- [Information supplied]

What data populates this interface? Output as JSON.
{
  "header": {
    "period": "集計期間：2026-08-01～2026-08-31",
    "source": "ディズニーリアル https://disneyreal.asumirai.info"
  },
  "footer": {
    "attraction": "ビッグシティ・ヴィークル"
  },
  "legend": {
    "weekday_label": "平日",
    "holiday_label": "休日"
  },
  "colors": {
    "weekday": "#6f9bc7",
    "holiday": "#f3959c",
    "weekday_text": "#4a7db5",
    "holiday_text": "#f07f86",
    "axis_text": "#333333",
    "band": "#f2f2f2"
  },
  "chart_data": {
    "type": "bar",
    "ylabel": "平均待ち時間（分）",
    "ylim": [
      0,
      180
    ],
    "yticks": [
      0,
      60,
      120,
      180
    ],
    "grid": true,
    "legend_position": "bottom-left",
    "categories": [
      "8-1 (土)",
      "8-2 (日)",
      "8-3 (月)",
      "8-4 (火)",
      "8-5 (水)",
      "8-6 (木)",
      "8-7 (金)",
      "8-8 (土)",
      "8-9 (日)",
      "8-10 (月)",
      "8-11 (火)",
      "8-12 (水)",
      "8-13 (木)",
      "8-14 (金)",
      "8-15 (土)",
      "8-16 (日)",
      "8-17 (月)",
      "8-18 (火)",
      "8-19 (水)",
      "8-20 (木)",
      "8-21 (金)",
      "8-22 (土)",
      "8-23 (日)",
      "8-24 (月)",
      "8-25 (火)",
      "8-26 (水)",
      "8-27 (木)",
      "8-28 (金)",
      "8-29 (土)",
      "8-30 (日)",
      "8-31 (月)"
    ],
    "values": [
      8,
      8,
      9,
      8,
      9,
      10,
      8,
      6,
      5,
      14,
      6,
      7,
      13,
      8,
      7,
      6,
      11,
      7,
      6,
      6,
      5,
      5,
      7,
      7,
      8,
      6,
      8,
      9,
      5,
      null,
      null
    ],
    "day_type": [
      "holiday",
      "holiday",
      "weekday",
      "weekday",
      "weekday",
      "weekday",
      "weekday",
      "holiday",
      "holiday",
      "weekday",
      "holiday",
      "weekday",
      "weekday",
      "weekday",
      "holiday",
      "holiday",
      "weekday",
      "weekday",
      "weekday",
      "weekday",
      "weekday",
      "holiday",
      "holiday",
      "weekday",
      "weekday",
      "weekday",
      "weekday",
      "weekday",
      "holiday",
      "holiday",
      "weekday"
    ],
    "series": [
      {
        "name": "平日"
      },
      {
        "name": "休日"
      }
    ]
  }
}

- [Objective]
Print again each line of the listing above, exactly as it appears.

- [Answer to the task]
What data populates this interface? Output as JSON.
{
  "header": {
    "period": "集計期間：2026-08-01～2026-08-31",
    "source": "ディズニーリアル https://disneyreal.asumirai.info"
  },
  "footer": {
    "attraction": "ビッグシティ・ヴィークル"
  },
  "legend": {
    "weekday_label": "平日",
    "holiday_label": "休日"
  },
  "colors": {
    "weekday": "#6f9bc7",
    "holiday": "#f3959c",
    "weekday_text": "#4a7db5",
    "holiday_text": "#f07f86",
    "axis_text": "#333333",
    "band": "#f2f2f2"
  },
  "chart_data": {
    "type": "bar",
    "ylabel": "平均待ち時間（分）",
    "ylim": [
      0,
      180
    ],
    "yticks": [
      0,
      60,
      120,
      180
    ],
    "grid": true,
    "legend_position": "bottom-left",
    "categories": [
      "8-1 (土)",
      "8-2 (日)",
      "8-3 (月)",
      "8-4 (火)",
      "8-5 (水)",
      "8-6 (木)",
      "8-7 (金)",
      "8-8 (土)",
      "8-9 (日)",
      "8-10 (月)",
      "8-11 (火)",
      "8-12 (水)",
      "8-13 (木)",
      "8-14 (金)",
      "8-15 (土)",
      "8-16 (日)",
      "8-17 (月)",
      "8-18 (火)",
      "8-19 (水)",
      "8-20 (木)",
      "8-21 (金)",
      "8-22 (土)",
      "8-23 (日)",
      "8-24 (月)",
      "8-25 (火)",
      "8-26 (水)",
      "8-27 (木)",
      "8-28 (金)",
      "8-29 (土)",
      "8-30 (日)",
      "8-31 (月)"
    ],
    "values": [
      8,
      8,
      9,
      8,
      9,
      10,
      8,
      6,
      5,
      14,
      6,
      7,
      13,
      8,
      7,
      6,
      11,
      7,
      6,
      6,
      5,
      5,
      7,
      7,
      8,
      6,
      8,
      9,
      5,
      null,
      null
    ],
    "day_type": [
      "holiday",
      "holiday",
      "weekday",
      "weekday",
      "weekday",
      "weekday",
      "weekday",
      "holiday",
      "holiday",
      "weekday",
      "holiday",
      "weekday",
      "weekday",
      "weekday",
      "holiday",
      "holiday",
      "weekday",
      "weekday",
      "weekday",
      "weekday",
      "weekday",
      "holiday",
      "holiday",
      "weekday",
      "weekday",
      "weekday",
      "weekday",
      "weekday",
      "holiday",
      "holiday",
      "weekday"
    ],
    "series": [
      {
        "name": "平日"
      },
      {
        "name": "休日"
      }
    ]
  }
}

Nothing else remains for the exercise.